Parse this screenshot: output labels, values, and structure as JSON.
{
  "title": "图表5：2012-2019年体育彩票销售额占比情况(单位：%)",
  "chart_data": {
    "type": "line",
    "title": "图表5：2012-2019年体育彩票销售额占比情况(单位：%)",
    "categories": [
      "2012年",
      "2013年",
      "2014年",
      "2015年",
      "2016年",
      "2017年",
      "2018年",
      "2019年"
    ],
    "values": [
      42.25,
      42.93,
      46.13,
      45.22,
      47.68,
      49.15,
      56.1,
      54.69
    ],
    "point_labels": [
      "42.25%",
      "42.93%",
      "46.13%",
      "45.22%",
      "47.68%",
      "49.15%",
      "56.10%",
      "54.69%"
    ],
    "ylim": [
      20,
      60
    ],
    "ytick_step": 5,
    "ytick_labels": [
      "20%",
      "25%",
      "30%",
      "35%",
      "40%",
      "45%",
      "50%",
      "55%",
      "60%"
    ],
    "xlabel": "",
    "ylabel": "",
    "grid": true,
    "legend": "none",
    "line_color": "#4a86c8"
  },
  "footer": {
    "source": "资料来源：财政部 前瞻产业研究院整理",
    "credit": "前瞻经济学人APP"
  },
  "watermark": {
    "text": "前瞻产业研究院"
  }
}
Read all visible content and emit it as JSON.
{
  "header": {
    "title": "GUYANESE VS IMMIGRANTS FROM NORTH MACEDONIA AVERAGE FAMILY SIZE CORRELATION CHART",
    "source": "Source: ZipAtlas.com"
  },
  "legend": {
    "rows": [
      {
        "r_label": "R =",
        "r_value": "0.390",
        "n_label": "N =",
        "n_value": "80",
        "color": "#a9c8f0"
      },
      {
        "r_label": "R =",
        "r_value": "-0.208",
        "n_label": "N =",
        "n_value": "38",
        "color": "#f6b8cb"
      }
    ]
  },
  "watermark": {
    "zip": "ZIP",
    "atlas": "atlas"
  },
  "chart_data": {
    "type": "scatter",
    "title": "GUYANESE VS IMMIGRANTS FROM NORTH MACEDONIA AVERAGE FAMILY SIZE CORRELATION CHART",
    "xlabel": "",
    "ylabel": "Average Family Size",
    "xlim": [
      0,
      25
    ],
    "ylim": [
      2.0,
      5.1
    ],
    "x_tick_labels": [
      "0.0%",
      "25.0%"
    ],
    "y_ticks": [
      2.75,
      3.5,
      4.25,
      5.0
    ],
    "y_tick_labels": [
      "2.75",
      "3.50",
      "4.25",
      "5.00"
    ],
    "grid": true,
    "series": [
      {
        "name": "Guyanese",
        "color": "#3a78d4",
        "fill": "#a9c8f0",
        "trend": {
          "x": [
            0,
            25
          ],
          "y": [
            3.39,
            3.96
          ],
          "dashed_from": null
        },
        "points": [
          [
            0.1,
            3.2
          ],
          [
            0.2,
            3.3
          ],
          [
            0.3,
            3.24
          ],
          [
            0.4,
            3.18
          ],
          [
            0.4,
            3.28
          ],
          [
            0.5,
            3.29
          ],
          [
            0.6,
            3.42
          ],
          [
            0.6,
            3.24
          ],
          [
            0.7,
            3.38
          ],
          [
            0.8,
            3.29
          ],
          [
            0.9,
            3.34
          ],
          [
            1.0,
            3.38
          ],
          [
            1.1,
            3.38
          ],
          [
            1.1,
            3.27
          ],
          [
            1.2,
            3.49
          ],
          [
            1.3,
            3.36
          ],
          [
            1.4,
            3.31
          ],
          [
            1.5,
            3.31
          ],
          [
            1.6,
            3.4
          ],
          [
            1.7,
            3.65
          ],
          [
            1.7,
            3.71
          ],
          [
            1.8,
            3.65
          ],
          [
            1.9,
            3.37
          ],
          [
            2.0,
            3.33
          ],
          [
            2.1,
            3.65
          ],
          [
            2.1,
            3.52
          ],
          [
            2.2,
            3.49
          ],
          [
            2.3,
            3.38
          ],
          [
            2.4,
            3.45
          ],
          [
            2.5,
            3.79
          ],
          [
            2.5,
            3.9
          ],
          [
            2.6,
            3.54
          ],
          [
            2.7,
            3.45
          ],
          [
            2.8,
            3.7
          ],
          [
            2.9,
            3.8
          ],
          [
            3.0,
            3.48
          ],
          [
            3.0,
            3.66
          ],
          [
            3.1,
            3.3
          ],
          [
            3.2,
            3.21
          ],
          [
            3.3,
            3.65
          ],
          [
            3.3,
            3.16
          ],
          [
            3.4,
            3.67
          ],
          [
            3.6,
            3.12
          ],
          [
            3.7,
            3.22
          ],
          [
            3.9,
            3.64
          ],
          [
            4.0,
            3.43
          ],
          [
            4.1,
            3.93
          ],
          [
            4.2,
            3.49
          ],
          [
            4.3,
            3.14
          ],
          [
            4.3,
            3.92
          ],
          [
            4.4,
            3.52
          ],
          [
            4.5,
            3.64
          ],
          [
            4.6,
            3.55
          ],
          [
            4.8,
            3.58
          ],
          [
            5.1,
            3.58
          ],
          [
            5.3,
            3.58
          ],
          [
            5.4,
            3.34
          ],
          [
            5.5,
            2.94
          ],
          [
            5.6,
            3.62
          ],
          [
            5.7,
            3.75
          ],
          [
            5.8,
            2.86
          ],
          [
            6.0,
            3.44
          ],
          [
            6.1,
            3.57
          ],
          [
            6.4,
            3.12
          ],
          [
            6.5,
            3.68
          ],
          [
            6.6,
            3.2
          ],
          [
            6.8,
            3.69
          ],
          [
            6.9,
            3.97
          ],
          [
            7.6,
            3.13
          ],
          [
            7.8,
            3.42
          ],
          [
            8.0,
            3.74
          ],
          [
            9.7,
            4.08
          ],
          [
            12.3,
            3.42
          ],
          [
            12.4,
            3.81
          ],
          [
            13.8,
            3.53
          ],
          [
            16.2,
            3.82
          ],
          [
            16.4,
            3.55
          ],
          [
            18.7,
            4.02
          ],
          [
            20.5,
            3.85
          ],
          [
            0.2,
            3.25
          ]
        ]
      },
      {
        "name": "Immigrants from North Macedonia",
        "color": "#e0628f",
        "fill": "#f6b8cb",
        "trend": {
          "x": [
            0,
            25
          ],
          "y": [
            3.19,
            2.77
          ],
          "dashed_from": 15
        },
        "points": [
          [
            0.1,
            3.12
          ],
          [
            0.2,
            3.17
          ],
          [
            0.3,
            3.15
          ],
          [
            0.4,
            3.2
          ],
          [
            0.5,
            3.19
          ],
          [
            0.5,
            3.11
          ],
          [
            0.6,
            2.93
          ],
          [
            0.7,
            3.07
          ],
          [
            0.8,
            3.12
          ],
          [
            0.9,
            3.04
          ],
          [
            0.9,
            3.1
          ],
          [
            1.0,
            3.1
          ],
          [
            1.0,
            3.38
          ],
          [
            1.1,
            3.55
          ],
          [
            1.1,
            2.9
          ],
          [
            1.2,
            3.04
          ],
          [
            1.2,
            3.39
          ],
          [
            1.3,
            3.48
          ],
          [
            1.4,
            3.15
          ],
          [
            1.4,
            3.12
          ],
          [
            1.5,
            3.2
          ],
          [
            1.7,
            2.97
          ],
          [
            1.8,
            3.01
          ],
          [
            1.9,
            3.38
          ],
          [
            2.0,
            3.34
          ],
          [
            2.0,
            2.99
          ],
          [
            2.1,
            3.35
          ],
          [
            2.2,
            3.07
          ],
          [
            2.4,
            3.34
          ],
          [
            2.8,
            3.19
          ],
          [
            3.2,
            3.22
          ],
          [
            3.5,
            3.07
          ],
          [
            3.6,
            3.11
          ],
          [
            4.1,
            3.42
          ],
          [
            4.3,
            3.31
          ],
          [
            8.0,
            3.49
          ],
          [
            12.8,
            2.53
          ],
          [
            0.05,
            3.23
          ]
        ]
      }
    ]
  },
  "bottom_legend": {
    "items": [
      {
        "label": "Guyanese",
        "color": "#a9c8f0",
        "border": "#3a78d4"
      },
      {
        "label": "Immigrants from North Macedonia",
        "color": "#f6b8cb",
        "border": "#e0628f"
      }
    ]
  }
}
****
→ **SET PROBLEM**
Search the listing for the string "JSON". Copy each line where it turns up.

→ **RESULT**
Parse this screenshot: output labels, values, and structure as JSON.
Read all visible content and emit it as JSON.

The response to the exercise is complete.